- **EXTRACTED RECORDS**
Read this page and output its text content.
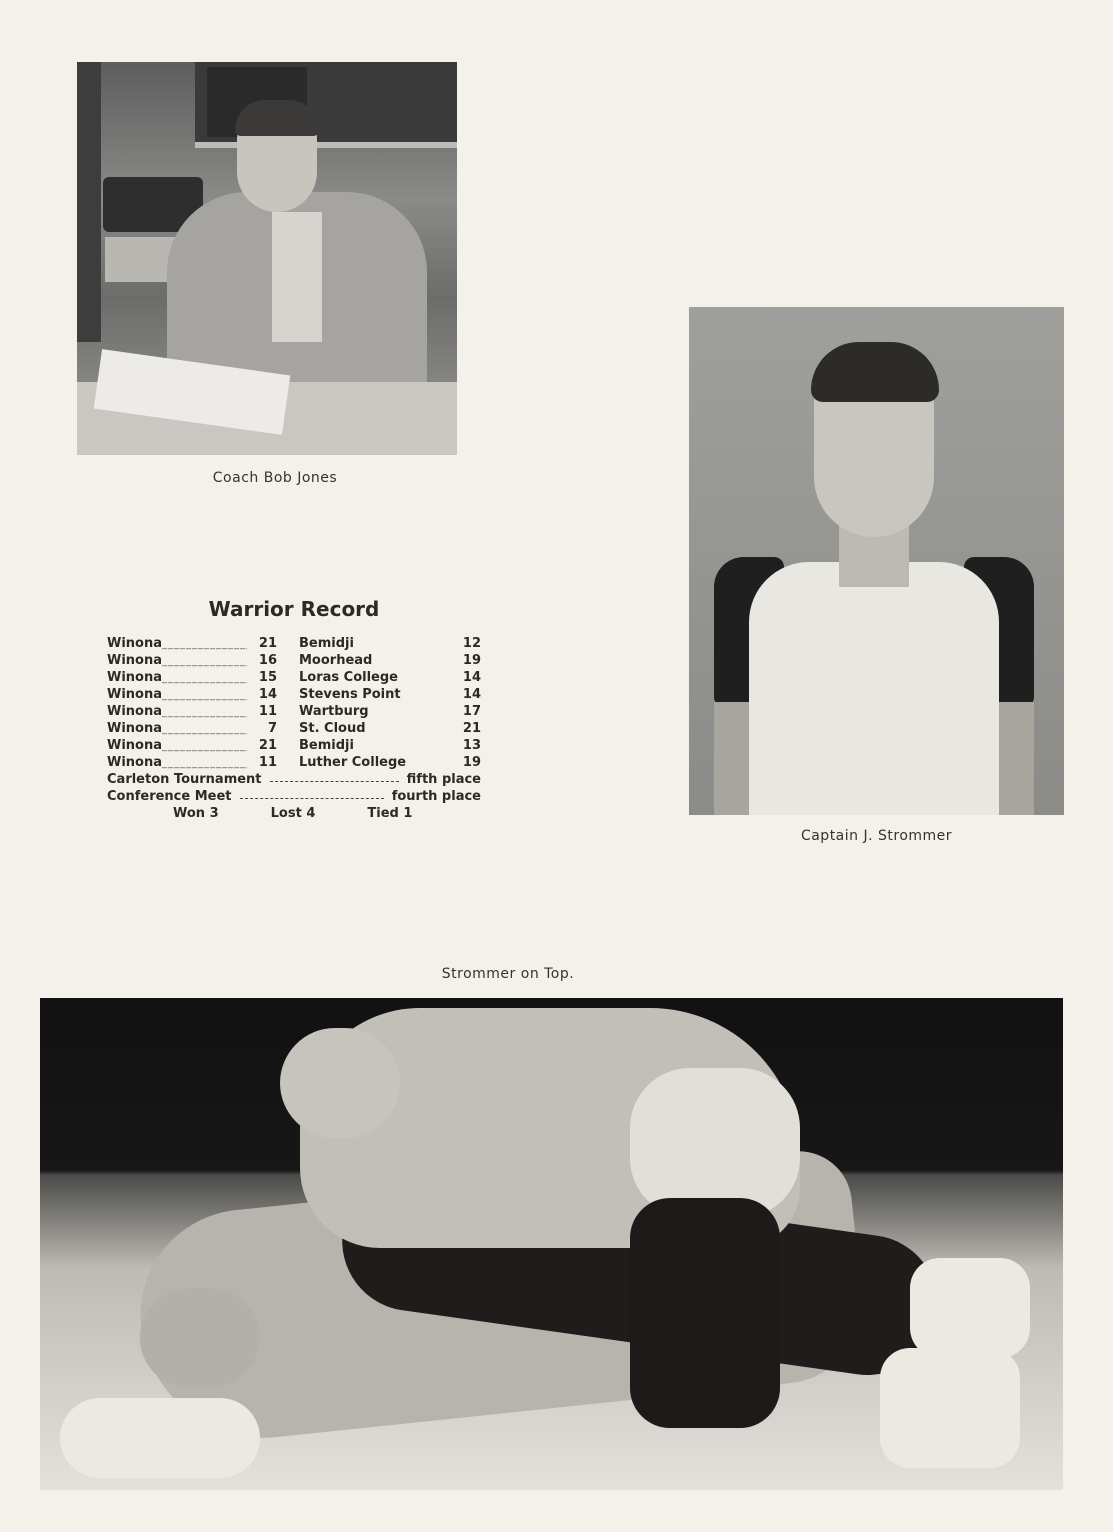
Coach Bob Jones
Captain J. Strommer
Warrior Record
Winona _____	21	Bemidji	12
Winona _____	16	Moorhead	19
Winona _____	15	Loras College	14
Winona _____	14	Stevens Point	14
Winona _____	11	Wartburg	17
Winona _____	7	St. Cloud	21
Winona _____	21	Bemidji	13
Winona _____	11	Luther College	19
Carleton Tournament	fifth place
Conference Meet	fourth place
Won 3	Lost 4	Tied 1
Strommer on Top.
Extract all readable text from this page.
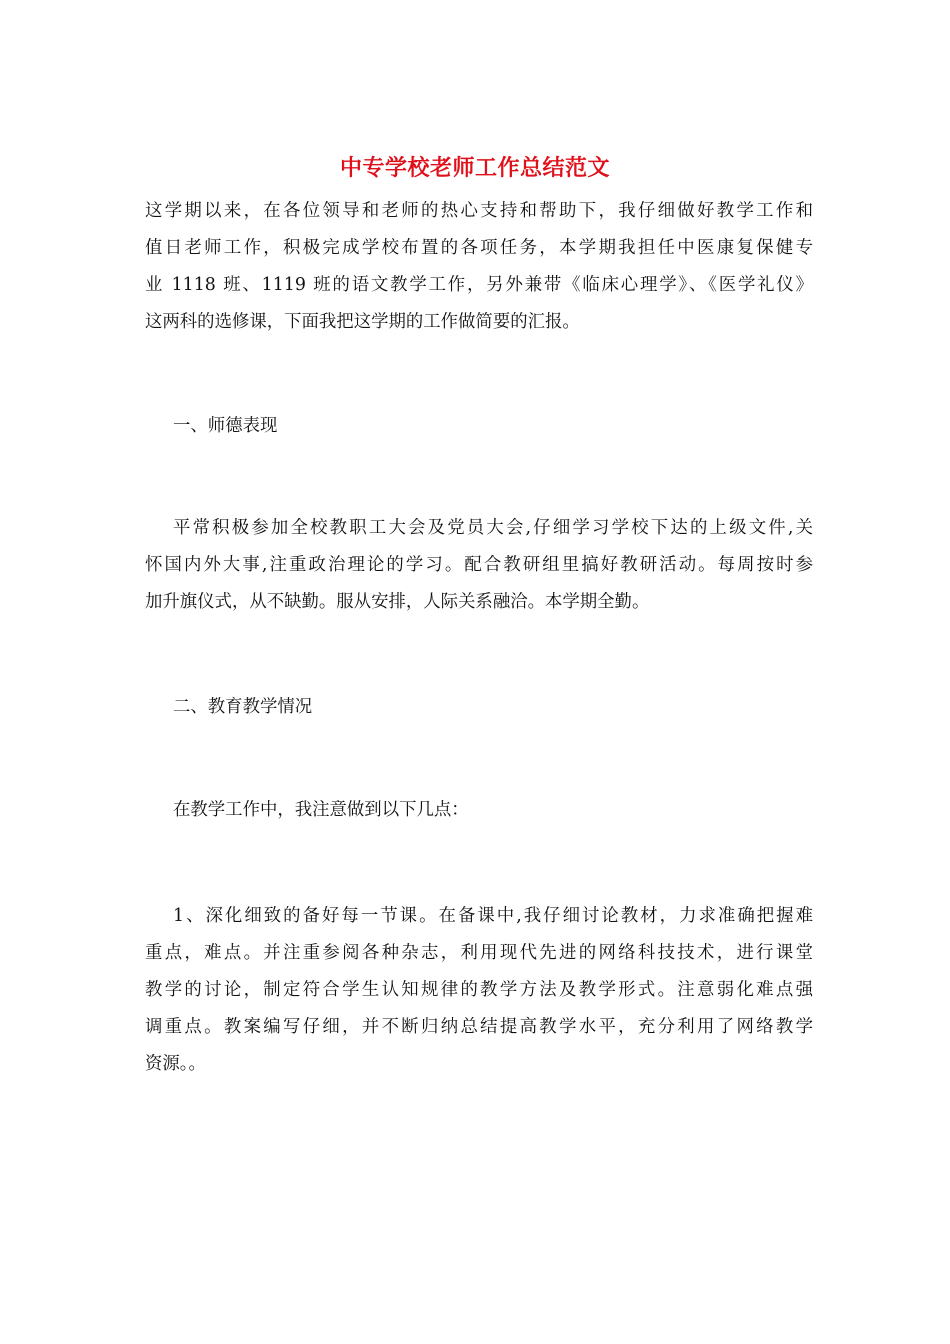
中专学校老师工作总结范文
这学期以来，在各位领导和老师的热心支持和帮助下，我仔细做好教学工作和
值日老师工作，积极完成学校布置的各项任务，本学期我担任中医康复保健专
业 1118 班、1119 班的语文教学工作，另外兼带《临床心理学》、《医学礼仪》
这两科的选修课，下面我把这学期的工作做简要的汇报。
一、师德表现
平常积极参加全校教职工大会及党员大会,仔细学习学校下达的上级文件,关
怀国内外大事,注重政治理论的学习。配合教研组里搞好教研活动。每周按时参
加升旗仪式，从不缺勤。服从安排，人际关系融洽。本学期全勤。
二、教育教学情况
在教学工作中，我注意做到以下几点：
1、深化细致的备好每一节课。在备课中,我仔细讨论教材，力求准确把握难
重点，难点。并注重参阅各种杂志，利用现代先进的网络科技技术，进行课堂
教学的讨论，制定符合学生认知规律的教学方法及教学形式。注意弱化难点强
调重点。教案编写仔细，并不断归纳总结提高教学水平，充分利用了网络教学
资源。。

- **WORK TO COMPLETE**
Omit the images and transcribe all of the records above word for word.

- **ANSWER**
Read this page and output its text content.
Coach Bob Jones
Captain J. Strommer
Warrior Record
Winona _____	21	Bemidji	12
Winona _____	16	Moorhead	19
Winona _____	15	Loras College	14
Winona _____	14	Stevens Point	14
Winona _____	11	Wartburg	17
Winona _____	7	St. Cloud	21
Winona _____	21	Bemidji	13
Winona _____	11	Luther College	19
Carleton Tournament	fifth place
Conference Meet	fourth place
Won 3	Lost 4	Tied 1
Strommer on Top.
Extract all readable text from this page.
中专学校老师工作总结范文
这学期以来，在各位领导和老师的热心支持和帮助下，我仔细做好教学工作和
值日老师工作，积极完成学校布置的各项任务，本学期我担任中医康复保健专
业 1118 班、1119 班的语文教学工作，另外兼带《临床心理学》、《医学礼仪》
这两科的选修课，下面我把这学期的工作做简要的汇报。
一、师德表现
平常积极参加全校教职工大会及党员大会,仔细学习学校下达的上级文件,关
怀国内外大事,注重政治理论的学习。配合教研组里搞好教研活动。每周按时参
加升旗仪式，从不缺勤。服从安排，人际关系融洽。本学期全勤。
二、教育教学情况
在教学工作中，我注意做到以下几点：
1、深化细致的备好每一节课。在备课中,我仔细讨论教材，力求准确把握难
重点，难点。并注重参阅各种杂志，利用现代先进的网络科技技术，进行课堂
教学的讨论，制定符合学生认知规律的教学方法及教学形式。注意弱化难点强
调重点。教案编写仔细，并不断归纳总结提高教学水平，充分利用了网络教学
资源。。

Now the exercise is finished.